+++ INFORMATION PROVIDED
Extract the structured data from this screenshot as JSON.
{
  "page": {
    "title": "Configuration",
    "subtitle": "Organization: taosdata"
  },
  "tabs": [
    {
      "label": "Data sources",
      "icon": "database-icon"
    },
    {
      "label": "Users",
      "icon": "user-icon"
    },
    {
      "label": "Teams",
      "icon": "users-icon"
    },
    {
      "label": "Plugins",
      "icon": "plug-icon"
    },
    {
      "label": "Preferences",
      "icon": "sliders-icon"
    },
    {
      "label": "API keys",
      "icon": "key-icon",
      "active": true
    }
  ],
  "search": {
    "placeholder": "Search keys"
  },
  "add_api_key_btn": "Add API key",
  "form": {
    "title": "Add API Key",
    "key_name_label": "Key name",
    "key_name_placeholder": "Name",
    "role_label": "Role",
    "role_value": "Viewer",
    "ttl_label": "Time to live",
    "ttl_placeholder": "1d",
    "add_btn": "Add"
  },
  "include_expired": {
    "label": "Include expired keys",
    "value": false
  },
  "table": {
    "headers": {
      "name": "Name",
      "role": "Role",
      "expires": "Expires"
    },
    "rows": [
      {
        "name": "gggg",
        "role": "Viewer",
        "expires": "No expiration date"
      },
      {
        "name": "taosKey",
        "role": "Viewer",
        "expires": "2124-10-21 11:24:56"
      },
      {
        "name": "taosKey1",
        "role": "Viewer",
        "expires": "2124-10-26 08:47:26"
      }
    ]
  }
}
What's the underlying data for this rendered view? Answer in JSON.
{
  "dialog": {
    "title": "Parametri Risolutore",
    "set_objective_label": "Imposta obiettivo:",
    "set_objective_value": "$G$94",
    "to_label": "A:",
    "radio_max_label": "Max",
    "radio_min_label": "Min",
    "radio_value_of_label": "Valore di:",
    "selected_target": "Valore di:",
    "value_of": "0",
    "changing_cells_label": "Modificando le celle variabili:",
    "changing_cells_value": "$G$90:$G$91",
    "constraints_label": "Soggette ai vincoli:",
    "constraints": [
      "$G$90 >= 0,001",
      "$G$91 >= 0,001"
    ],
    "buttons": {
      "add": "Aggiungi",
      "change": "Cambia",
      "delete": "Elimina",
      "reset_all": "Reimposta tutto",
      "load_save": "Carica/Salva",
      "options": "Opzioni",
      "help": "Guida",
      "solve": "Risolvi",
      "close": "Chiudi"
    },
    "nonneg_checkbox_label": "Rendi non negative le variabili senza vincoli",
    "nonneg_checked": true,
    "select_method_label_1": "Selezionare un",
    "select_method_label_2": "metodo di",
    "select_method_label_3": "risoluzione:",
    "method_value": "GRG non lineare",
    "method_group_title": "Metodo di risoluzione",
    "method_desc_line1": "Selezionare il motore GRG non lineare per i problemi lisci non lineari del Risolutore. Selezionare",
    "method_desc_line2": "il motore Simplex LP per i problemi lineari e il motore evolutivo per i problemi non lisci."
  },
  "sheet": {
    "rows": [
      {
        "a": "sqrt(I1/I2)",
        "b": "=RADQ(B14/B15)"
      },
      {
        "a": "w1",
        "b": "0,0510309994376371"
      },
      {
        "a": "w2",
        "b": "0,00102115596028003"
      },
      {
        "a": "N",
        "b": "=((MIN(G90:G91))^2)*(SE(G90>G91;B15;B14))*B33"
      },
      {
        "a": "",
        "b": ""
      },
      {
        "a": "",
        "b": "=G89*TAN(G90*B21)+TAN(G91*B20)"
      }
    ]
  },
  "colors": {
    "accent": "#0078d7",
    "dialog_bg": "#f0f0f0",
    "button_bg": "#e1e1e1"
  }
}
++++++
→ WHAT YOU WILL DO
Find the count of lines in the data above where the string "lisci" occurs. Provide that number alone.

→ PROBLEM SOLUTION
2